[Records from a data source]
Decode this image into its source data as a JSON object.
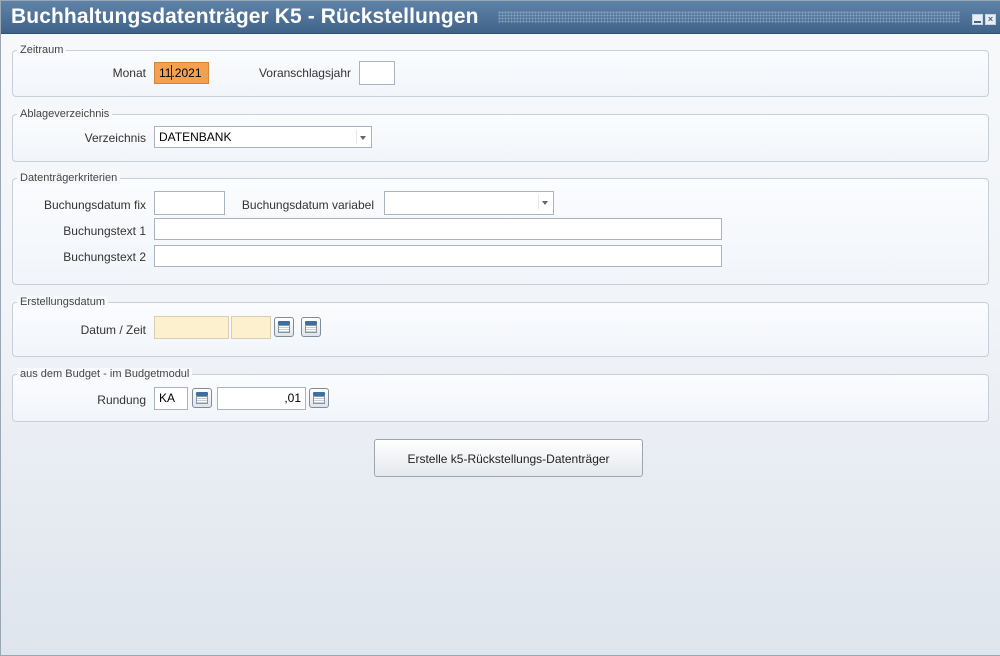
{
  "window": {
    "title": "Buchhaltungsdatenträger K5 - Rückstellungen",
    "close_glyph": "×"
  },
  "zeitraum": {
    "legend": "Zeitraum",
    "monat_label": "Monat",
    "monat_value": "11.2021",
    "voranschlagsjahr_label": "Voranschlagsjahr",
    "voranschlagsjahr_value": ""
  },
  "ablage": {
    "legend": "Ablageverzeichnis",
    "verzeichnis_label": "Verzeichnis",
    "verzeichnis_value": "DATENBANK"
  },
  "kriterien": {
    "legend": "Datenträgerkriterien",
    "buchungsdatum_fix_label": "Buchungsdatum fix",
    "buchungsdatum_fix_value": "",
    "buchungsdatum_variabel_label": "Buchungsdatum variabel",
    "buchungsdatum_variabel_value": "",
    "buchungstext1_label": "Buchungstext 1",
    "buchungstext1_value": "",
    "buchungstext2_label": "Buchungstext 2",
    "buchungstext2_value": ""
  },
  "erstellung": {
    "legend": "Erstellungsdatum",
    "datum_zeit_label": "Datum / Zeit",
    "datum_value": "",
    "zeit_value": ""
  },
  "budget": {
    "legend": "aus dem Budget - im Budgetmodul",
    "rundung_label": "Rundung",
    "rundung_code": "KA",
    "rundung_value": ",01"
  },
  "actions": {
    "create_label": "Erstelle k5-Rückstellungs-Datenträger"
  },
  "colors": {
    "titlebar": "#4a6f96",
    "highlight_field": "#f4a04f",
    "pale_field": "#fdf0cf"
  }
}
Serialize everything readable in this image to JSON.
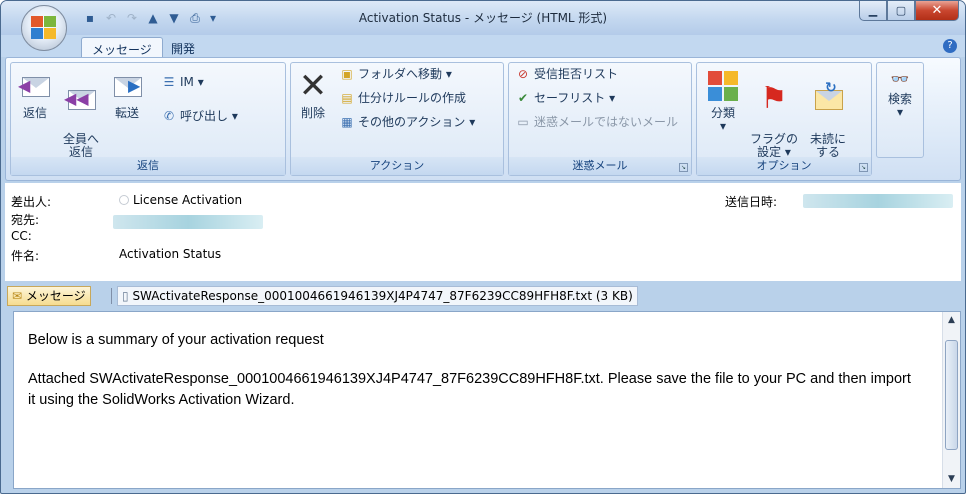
{
  "window": {
    "title": "Activation Status - メッセージ (HTML 形式)"
  },
  "tabs": [
    {
      "label": "メッセージ"
    },
    {
      "label": "開発"
    }
  ],
  "ribbon": {
    "groups": {
      "reply": {
        "label": "返信",
        "reply": "返信",
        "reply_all": "全員へ\n返信",
        "forward": "転送",
        "im": "IM ▾",
        "call": "呼び出し ▾"
      },
      "actions": {
        "label": "アクション",
        "delete": "削除",
        "move": "フォルダへ移動 ▾",
        "rules": "仕分けルールの作成",
        "other": "その他のアクション ▾"
      },
      "junk": {
        "label": "迷惑メール",
        "block": "受信拒否リスト",
        "safe": "セーフリスト ▾",
        "not_junk": "迷惑メールではないメール"
      },
      "options": {
        "label": "オプション",
        "categorize": "分類",
        "categorize_arrow": "▾",
        "follow_up": "フラグの\n設定 ▾",
        "unread": "未読に\nする"
      },
      "find": {
        "label": "検索",
        "arrow": "▾"
      }
    }
  },
  "header": {
    "from_label": "差出人:",
    "from_value": "License Activation",
    "to_label": "宛先:",
    "cc_label": "CC:",
    "subject_label": "件名:",
    "subject_value": "Activation Status",
    "sent_label": "送信日時:"
  },
  "attachments": {
    "message_tab": "メッセージ",
    "file": "SWActivateResponse_0001004661946139XJ4P4747_87F6239CC89HFH8F.txt (3 KB)"
  },
  "body": {
    "para1": "Below is a summary of your activation request",
    "para2": "Attached SWActivateResponse_0001004661946139XJ4P4747_87F6239CC89HFH8F.txt.  Please save the file to your PC and then import it using the SolidWorks Activation Wizard."
  }
}
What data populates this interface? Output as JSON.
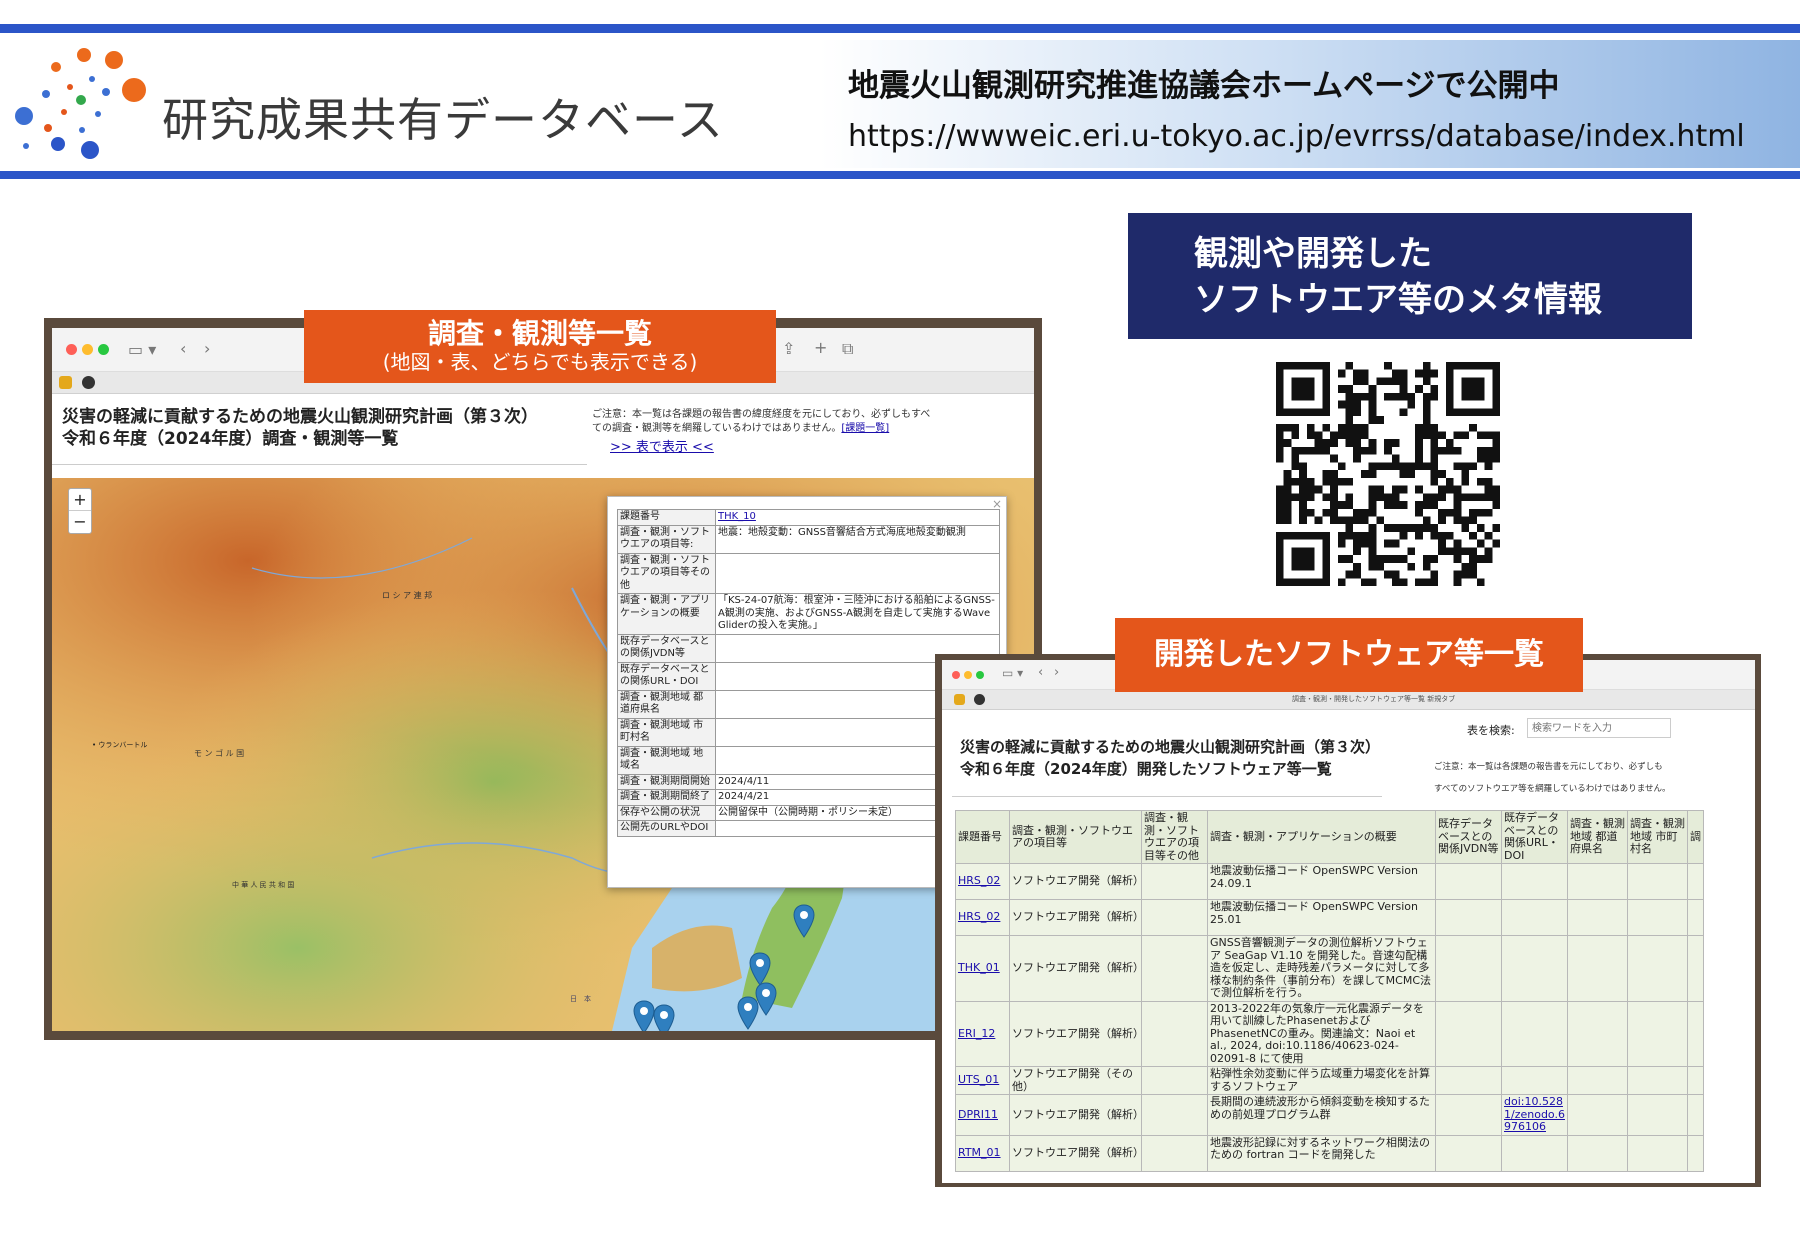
{
  "header": {
    "logo_text": "研究成果共有データベース",
    "line1": "地震火山観測研究推進協議会ホームページで公開中",
    "url": "https://wwweic.eri.u-tokyo.ac.jp/evrrss/database/index.html"
  },
  "colors": {
    "accent_blue": "#2b55c8",
    "navy": "#1f2a6a",
    "orange": "#e4561b",
    "frame": "#5a4a3c"
  },
  "meta_box": {
    "line1": "観測や開発した",
    "line2": "ソフトウエア等のメタ情報"
  },
  "survey_banner": {
    "title": "調査・観測等一覧",
    "subtitle": "(地図・表、どちらでも表示できる)"
  },
  "software_banner": {
    "title": "開発したソフトウェア等一覧"
  },
  "left_window": {
    "title_line1": "災害の軽減に貢献するための地震火山観測研究計画（第３次）",
    "title_line2": "令和６年度（2024年度）調査・観測等一覧",
    "notice_line1": "ご注意：本一覧は各課題の報告書の緯度経度を元にしており、必ずしもすべ",
    "notice_line2": "ての調査・観測等を網羅しているわけではありません。",
    "notice_link": "[課題一覧]",
    "table_link": ">> 表で表示 <<",
    "zoom_in": "+",
    "zoom_out": "−",
    "popup_close": "×",
    "map_labels": {
      "russia": "ロ シ ア 連 邦",
      "ulaanbaatar": "• ウランバートル",
      "mongolia": "モ ン ゴ ル 国",
      "china": "中 華 人 民 共 和 国",
      "sea_of_japan": "日　本"
    },
    "popup_rows": [
      {
        "key": "課題番号",
        "value": "THK_10",
        "link": true
      },
      {
        "key": "調査・観測・ソフトウエアの項目等:",
        "value": "地震：地殻変動：GNSS音響結合方式海底地殻変動観測"
      },
      {
        "key": "調査・観測・ソフトウエアの項目等その他",
        "value": ""
      },
      {
        "key": "調査・観測・アプリケーションの概要",
        "value": "「KS-24-07航海：根室沖・三陸沖における船舶によるGNSS-A観測の実施、およびGNSS-A観測を自走して実施するWave Gliderの投入を実施。」"
      },
      {
        "key": "既存データベースとの関係JVDN等",
        "value": ""
      },
      {
        "key": "既存データベースとの関係URL・DOI",
        "value": ""
      },
      {
        "key": "調査・観測地域 都道府県名",
        "value": ""
      },
      {
        "key": "調査・観測地域 市町村名",
        "value": ""
      },
      {
        "key": "調査・観測地域 地域名",
        "value": ""
      },
      {
        "key": "調査・観測期間開始",
        "value": "2024/4/11"
      },
      {
        "key": "調査・観測期間終了",
        "value": "2024/4/21"
      },
      {
        "key": "保存や公開の状況",
        "value": "公開留保中（公開時期・ポリシー未定）"
      },
      {
        "key": "公開先のURLやDOI",
        "value": ""
      }
    ]
  },
  "right_window": {
    "tab_title": "調査・観測・開発したソフトウェア等一覧 新規タブ",
    "title_line1": "災害の軽減に貢献するための地震火山観測研究計画（第３次）",
    "title_line2": "令和６年度（2024年度）開発したソフトウェア等一覧",
    "search_label": "表を検索:",
    "search_placeholder": "検索ワードを入力",
    "notice_line1": "ご注意：本一覧は各課題の報告書を元にしており、必ずしも",
    "notice_line2": "すべてのソフトウエア等を網羅しているわけではありません。",
    "columns": [
      "課題番号",
      "調査・観測・ソフトウエアの項目等",
      "調査・観測・ソフトウエアの項目等その他",
      "調査・観測・アプリケーションの概要",
      "既存データベースとの関係JVDN等",
      "既存データベースとの関係URL・DOI",
      "調査・観測地域 都道府県名",
      "調査・観測地域 市町村名",
      "調"
    ],
    "rows": [
      {
        "id": "HRS_02",
        "item": "ソフトウエア開発（解析）",
        "other": "",
        "summary": "地震波動伝播コード OpenSWPC Version 24.09.1",
        "jvdn": "",
        "doi": ""
      },
      {
        "id": "HRS_02",
        "item": "ソフトウエア開発（解析）",
        "other": "",
        "summary": "地震波動伝播コード OpenSWPC Version 25.01",
        "jvdn": "",
        "doi": ""
      },
      {
        "id": "THK_01",
        "item": "ソフトウエア開発（解析）",
        "other": "",
        "summary": "GNSS音響観測データの測位解析ソフトウェア SeaGap V1.10 を開発した。音速勾配構造を仮定し、走時残差パラメータに対して多様な制約条件（事前分布）を課してMCMC法で測位解析を行う。",
        "jvdn": "",
        "doi": ""
      },
      {
        "id": "ERI_12",
        "item": "ソフトウエア開発（解析）",
        "other": "",
        "summary": "2013-2022年の気象庁一元化震源データを用いて訓練したPhasenetおよびPhasenetNCの重み。関連論文：Naoi et al., 2024, doi:10.1186/40623-024-02091-8 にて使用",
        "jvdn": "",
        "doi": ""
      },
      {
        "id": "UTS_01",
        "item": "ソフトウエア開発（その他）",
        "other": "",
        "summary": "粘弾性余効変動に伴う広域重力場変化を計算するソフトウェア",
        "jvdn": "",
        "doi": ""
      },
      {
        "id": "DPRI11",
        "item": "ソフトウエア開発（解析）",
        "other": "",
        "summary": "長期間の連続波形から傾斜変動を検知するための前処理プログラム群",
        "jvdn": "",
        "doi": "doi:10.5281/zenodo.6976106"
      },
      {
        "id": "RTM_01",
        "item": "ソフトウエア開発（解析）",
        "other": "",
        "summary": "地震波形記録に対するネットワーク相関法のための fortran コードを開発した",
        "jvdn": "",
        "doi": ""
      }
    ]
  }
}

Stated goal:
From the entries, report each line that includes the word "JSON".

Final result:
Decode this image into its source data as a JSON object.
Serialize everything readable in this image to JSON.
What data populates this interface? Output as JSON.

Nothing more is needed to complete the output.